Pick out every line that holds the string "text" and copy it.

** Begin **

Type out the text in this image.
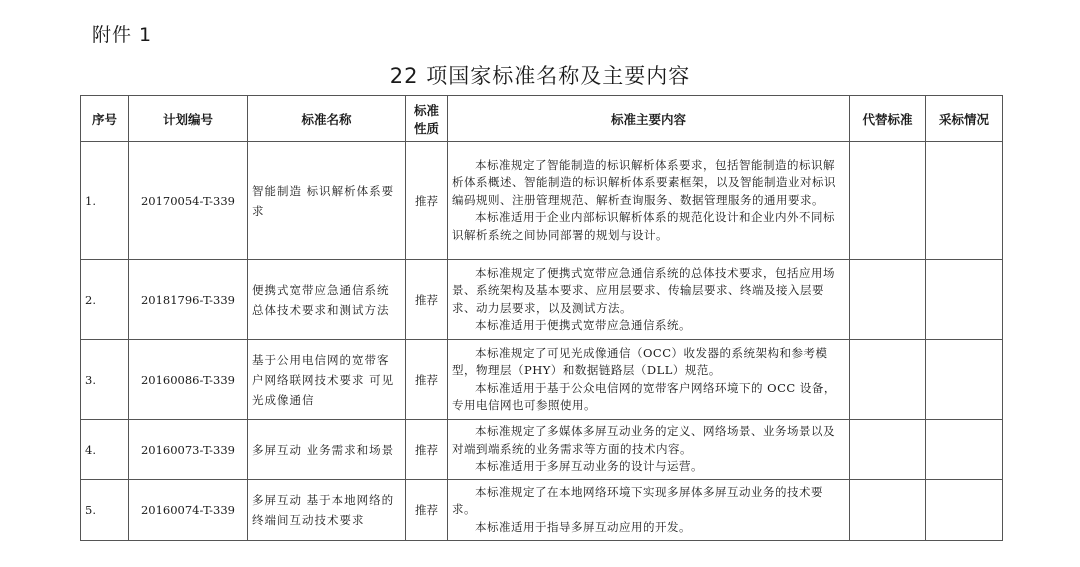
附件 1
22 项国家标准名称及主要内容
序号	计划编号	标准名称	标准性质	标准主要内容	代替标准	采标情况
1.	20170054-T-339	智能制造 标识解析体系要求	推荐	本标准规定了智能制造的标识解析体系要求，包括智能制造的标识解析体系概述、智能制造的标识解析体系要素框架，以及智能制造业对标识编码规则、注册管理规范、解析查询服务、数据管理服务的通用要求。

本标准适用于企业内部标识解析体系的规范化设计和企业内外不同标识解析系统之间协同部署的规划与设计。		

2.	20181796-T-339	便携式宽带应急通信系统总体技术要求和测试方法	推荐	本标准规定了便携式宽带应急通信系统的总体技术要求，包括应用场景、系统架构及基本要求、应用层要求、传输层要求、终端及接入层要求、动力层要求，以及测试方法。

本标准适用于便携式宽带应急通信系统。		

3.	20160086-T-339	基于公用电信网的宽带客户网络联网技术要求 可见光成像通信	推荐	本标准规定了可见光成像通信（OCC）收发器的系统架构和参考模型，物理层（PHY）和数据链路层（DLL）规范。

本标准适用于基于公众电信网的宽带客户网络环境下的 OCC 设备，专用电信网也可参照使用。		

4.	20160073-T-339	多屏互动 业务需求和场景	推荐	本标准规定了多媒体多屏互动业务的定义、网络场景、业务场景以及对端到端系统的业务需求等方面的技术内容。

本标准适用于多屏互动业务的设计与运营。		

5.	20160074-T-339	多屏互动 基于本地网络的终端间互动技术要求	推荐	本标准规定了在本地网络环境下实现多屏体多屏互动业务的技术要求。

本标准适用于指导多屏互动应用的开发。		
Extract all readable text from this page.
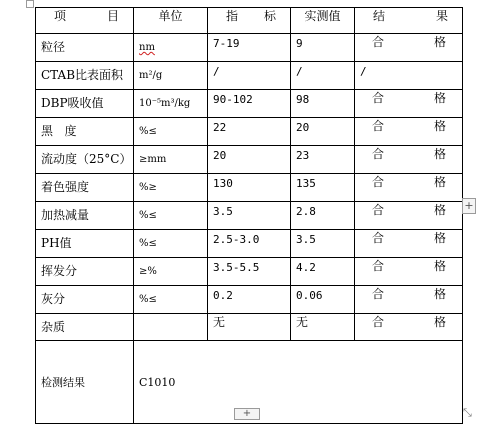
项 目	单位	指 标	实测值	结 果

粒径	nm	7-19	9	合 格

CTAB比表面积	m²/g	/	/	/
DBP吸收值	10⁻⁵m³/kg	90-102	98	合 格

黑 度	%≤	22	20	合 格

流动度（25°C）	≥mm	20	23	合 格

着色强度	%≥	130	135	合 格

加热减量	%≤	3.5	2.8	合 格

PH值	%≤	2.5-3.0	3.5	合 格

挥发分	≥%	3.5-5.5	4.2	合 格

灰分	%≤	0.2	0.06	合 格

杂质		无	无	合 格

检测结果	C1010			
+
+	⤡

** End **

- [Result of the exercise]:
Type out the text in this image.
Extract all readable text from this page.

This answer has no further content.